* _What the task asks_
Pull out every line in the data that has the string "Count" in it.

------ Given data

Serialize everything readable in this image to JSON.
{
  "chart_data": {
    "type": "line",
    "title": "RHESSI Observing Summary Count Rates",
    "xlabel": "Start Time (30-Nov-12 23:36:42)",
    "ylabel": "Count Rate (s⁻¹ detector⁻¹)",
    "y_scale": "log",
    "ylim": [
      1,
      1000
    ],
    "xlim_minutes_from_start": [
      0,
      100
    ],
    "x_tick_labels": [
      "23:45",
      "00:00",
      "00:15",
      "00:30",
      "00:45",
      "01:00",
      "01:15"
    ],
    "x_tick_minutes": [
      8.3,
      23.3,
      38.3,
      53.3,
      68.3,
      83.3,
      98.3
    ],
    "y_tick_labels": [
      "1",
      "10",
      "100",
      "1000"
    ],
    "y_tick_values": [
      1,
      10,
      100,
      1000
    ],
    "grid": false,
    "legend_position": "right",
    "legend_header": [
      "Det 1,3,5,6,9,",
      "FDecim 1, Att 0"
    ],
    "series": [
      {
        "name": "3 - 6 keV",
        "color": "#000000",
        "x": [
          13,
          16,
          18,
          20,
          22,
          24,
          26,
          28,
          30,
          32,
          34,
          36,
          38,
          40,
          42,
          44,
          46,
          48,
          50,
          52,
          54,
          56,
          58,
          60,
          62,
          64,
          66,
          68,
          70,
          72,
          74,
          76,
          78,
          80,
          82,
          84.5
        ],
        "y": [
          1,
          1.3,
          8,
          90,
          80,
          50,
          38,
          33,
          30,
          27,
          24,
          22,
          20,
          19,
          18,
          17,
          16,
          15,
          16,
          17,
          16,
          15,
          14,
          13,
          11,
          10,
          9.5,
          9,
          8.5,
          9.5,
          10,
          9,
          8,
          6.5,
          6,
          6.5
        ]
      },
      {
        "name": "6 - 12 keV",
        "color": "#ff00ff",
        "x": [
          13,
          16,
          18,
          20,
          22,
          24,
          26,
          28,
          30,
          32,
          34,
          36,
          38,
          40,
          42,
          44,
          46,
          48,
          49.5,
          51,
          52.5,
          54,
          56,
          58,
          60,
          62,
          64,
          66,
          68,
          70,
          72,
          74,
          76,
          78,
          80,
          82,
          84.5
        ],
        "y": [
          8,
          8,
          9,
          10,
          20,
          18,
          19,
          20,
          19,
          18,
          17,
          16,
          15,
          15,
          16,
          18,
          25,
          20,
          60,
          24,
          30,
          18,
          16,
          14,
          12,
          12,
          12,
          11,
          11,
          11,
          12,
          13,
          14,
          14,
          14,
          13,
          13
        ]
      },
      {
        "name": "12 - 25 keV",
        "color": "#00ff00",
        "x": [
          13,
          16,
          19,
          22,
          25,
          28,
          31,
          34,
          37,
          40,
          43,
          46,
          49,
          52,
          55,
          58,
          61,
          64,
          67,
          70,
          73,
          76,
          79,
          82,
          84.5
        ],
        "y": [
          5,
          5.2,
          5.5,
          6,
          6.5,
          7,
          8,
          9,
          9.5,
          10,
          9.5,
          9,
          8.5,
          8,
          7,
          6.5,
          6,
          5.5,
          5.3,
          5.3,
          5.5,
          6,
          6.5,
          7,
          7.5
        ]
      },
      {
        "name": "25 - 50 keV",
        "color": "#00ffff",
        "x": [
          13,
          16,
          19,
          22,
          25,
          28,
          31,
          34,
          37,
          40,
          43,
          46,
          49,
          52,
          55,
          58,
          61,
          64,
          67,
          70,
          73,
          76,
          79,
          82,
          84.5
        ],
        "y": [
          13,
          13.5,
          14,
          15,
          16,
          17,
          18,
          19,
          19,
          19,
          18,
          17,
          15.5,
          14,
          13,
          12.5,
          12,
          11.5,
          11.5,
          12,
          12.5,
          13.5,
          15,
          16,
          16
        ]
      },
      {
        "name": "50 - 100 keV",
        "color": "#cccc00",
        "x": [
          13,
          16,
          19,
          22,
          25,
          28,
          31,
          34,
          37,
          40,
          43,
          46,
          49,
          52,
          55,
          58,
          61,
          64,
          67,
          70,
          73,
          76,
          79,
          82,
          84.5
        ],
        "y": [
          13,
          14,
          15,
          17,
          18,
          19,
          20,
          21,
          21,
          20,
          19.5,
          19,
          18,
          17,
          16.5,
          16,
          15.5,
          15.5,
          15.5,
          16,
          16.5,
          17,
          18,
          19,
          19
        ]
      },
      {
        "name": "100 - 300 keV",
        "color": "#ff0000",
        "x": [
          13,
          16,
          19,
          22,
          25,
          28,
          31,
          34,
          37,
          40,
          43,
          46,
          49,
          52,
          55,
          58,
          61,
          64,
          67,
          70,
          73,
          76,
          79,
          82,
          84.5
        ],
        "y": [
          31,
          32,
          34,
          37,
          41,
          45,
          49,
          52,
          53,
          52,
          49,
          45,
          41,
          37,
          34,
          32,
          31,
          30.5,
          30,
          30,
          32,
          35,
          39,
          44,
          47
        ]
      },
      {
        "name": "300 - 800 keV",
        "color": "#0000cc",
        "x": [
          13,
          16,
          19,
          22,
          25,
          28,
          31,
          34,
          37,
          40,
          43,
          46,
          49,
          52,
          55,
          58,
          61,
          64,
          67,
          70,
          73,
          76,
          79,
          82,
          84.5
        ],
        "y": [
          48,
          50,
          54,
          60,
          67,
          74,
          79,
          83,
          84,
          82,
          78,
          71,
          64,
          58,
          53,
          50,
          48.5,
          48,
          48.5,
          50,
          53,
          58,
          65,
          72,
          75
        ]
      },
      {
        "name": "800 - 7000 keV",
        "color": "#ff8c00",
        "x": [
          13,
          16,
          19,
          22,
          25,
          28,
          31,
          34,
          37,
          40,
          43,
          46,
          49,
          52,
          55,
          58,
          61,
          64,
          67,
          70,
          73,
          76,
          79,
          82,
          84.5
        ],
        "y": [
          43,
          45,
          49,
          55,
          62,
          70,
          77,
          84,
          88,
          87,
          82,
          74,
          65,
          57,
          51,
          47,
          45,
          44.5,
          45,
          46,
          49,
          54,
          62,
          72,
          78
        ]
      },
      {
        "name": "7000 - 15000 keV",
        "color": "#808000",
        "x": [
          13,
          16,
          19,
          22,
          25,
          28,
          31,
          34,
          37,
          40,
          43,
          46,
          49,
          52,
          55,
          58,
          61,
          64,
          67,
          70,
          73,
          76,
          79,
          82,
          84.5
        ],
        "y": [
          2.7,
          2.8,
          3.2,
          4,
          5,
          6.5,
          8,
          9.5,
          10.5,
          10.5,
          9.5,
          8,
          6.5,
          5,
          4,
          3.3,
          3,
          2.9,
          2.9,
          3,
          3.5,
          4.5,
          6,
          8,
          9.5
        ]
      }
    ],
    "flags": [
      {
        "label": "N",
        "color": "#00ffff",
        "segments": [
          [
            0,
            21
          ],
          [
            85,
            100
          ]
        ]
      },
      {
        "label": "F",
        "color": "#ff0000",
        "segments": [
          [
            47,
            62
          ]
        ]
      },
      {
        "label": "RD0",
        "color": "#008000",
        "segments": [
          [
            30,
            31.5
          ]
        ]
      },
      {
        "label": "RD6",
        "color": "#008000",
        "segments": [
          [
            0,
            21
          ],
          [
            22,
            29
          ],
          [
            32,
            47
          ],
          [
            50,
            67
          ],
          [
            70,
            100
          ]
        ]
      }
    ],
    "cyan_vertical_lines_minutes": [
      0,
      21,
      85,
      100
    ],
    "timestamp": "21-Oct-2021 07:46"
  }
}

------------

* _Solved exercise_
    "title": "RHESSI Observing Summary Count Rates",
    "ylabel": "Count Rate (s⁻¹ detector⁻¹)",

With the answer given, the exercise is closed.